### WHAT IS REQUIRED
Look through the records below and give the number of lines holding the string "repository", nothing more.

═══ ENTRIES PROVIDED

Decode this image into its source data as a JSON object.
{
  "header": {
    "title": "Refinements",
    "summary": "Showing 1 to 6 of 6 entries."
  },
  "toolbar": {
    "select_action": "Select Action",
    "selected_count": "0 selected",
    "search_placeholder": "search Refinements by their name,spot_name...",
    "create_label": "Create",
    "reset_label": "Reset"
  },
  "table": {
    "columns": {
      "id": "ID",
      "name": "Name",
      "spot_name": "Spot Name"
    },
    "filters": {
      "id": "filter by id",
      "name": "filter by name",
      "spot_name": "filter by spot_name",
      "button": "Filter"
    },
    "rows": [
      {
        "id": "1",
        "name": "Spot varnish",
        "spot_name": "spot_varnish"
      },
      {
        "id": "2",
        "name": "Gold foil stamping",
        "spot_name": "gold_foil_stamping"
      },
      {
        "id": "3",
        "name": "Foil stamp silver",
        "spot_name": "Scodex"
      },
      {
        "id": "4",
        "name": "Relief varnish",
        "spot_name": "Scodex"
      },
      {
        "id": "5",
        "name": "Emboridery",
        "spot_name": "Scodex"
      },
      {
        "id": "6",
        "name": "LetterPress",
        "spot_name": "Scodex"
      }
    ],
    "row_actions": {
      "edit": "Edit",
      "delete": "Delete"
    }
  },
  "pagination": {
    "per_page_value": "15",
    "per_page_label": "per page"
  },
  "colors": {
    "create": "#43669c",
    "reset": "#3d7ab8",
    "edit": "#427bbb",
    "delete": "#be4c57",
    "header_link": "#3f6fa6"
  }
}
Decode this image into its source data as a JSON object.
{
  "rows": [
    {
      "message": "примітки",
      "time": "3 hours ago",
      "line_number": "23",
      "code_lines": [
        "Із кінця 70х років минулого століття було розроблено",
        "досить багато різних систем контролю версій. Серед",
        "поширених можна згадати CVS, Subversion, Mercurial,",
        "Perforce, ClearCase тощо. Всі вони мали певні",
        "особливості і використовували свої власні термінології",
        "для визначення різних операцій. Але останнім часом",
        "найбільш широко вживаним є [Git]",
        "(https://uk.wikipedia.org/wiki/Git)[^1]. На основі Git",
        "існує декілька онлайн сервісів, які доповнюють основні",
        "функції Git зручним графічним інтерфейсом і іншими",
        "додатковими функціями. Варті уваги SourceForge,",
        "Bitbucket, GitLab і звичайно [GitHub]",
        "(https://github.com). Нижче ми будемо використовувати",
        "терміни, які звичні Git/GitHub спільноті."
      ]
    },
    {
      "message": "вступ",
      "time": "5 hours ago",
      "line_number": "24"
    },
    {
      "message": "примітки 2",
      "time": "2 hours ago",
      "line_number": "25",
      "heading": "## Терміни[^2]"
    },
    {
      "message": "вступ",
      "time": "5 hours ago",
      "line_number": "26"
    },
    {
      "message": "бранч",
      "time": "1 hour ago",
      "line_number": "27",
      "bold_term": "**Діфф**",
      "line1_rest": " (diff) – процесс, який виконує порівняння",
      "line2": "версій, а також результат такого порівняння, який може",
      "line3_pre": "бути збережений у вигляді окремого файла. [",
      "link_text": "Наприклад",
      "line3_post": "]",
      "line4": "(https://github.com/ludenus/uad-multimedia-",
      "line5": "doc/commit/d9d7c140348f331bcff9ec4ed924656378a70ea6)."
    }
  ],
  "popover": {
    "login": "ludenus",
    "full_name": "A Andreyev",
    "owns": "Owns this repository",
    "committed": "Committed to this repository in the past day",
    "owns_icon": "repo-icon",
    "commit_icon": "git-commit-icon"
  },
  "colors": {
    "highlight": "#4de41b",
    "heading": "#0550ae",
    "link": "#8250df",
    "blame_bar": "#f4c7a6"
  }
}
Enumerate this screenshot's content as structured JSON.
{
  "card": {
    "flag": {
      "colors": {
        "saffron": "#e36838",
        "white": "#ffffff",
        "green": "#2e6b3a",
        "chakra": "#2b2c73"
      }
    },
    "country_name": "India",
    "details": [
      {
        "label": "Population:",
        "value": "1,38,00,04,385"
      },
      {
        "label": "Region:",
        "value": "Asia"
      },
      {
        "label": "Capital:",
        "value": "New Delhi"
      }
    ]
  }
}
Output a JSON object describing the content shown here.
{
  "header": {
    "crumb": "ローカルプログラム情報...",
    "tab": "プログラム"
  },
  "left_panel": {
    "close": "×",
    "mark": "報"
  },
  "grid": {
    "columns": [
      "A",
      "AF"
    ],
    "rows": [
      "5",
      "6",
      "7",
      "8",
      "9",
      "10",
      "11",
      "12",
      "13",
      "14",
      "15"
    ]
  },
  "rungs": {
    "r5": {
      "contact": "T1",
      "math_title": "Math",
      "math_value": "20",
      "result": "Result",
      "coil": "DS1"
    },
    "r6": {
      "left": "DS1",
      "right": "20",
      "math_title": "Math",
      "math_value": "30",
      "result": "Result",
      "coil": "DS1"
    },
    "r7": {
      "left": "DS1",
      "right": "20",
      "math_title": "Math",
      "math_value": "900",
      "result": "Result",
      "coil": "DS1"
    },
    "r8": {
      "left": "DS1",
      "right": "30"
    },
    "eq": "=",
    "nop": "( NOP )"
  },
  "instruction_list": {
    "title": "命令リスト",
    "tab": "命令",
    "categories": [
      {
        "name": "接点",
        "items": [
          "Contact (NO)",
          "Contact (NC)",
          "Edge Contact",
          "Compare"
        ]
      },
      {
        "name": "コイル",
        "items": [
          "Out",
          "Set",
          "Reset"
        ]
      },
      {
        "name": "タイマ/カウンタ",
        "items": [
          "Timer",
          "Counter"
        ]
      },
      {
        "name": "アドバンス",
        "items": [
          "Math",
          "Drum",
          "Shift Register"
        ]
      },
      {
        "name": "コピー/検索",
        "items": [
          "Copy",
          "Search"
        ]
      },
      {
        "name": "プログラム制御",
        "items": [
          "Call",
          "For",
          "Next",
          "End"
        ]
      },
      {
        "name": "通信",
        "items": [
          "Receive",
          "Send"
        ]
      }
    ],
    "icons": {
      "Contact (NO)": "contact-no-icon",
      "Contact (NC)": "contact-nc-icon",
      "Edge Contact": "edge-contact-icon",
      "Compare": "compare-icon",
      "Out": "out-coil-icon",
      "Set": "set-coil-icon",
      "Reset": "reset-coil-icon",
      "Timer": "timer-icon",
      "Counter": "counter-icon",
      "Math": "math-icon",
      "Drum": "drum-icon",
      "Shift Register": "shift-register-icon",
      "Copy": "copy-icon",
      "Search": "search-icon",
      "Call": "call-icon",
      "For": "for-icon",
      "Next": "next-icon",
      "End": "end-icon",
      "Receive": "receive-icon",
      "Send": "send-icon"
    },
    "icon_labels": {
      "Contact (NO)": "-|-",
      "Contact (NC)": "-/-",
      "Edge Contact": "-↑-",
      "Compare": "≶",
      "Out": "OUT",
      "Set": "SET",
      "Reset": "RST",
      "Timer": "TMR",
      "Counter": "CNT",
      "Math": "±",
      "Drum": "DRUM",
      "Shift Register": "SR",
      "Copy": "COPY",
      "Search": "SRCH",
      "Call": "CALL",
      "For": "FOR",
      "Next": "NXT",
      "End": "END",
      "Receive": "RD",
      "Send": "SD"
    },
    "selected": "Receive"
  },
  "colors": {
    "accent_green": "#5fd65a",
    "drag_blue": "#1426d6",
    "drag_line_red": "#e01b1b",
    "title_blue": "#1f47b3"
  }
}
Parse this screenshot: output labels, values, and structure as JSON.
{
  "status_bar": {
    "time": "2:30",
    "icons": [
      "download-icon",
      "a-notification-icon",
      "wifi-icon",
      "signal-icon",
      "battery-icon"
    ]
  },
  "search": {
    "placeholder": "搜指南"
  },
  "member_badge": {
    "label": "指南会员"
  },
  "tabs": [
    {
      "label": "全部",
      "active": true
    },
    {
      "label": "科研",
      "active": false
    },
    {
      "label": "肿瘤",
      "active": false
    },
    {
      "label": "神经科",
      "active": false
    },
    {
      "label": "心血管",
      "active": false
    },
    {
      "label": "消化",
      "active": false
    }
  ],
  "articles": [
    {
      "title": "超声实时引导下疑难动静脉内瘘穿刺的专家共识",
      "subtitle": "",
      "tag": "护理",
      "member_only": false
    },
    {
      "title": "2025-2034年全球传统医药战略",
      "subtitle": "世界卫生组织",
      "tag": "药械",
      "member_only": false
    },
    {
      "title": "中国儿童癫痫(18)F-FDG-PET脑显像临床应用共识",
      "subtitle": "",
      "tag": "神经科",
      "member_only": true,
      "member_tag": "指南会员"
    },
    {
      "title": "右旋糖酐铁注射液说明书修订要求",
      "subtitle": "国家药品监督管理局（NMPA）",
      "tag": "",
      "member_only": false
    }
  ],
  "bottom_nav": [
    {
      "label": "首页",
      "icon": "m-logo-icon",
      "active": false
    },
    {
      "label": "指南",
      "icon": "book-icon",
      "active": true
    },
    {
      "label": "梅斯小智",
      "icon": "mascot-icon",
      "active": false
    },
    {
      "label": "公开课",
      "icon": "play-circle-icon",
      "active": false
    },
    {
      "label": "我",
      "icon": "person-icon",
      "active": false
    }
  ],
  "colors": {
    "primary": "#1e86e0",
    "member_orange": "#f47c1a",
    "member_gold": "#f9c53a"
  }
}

══════

### RESPONSE TO THE EXERCISE
2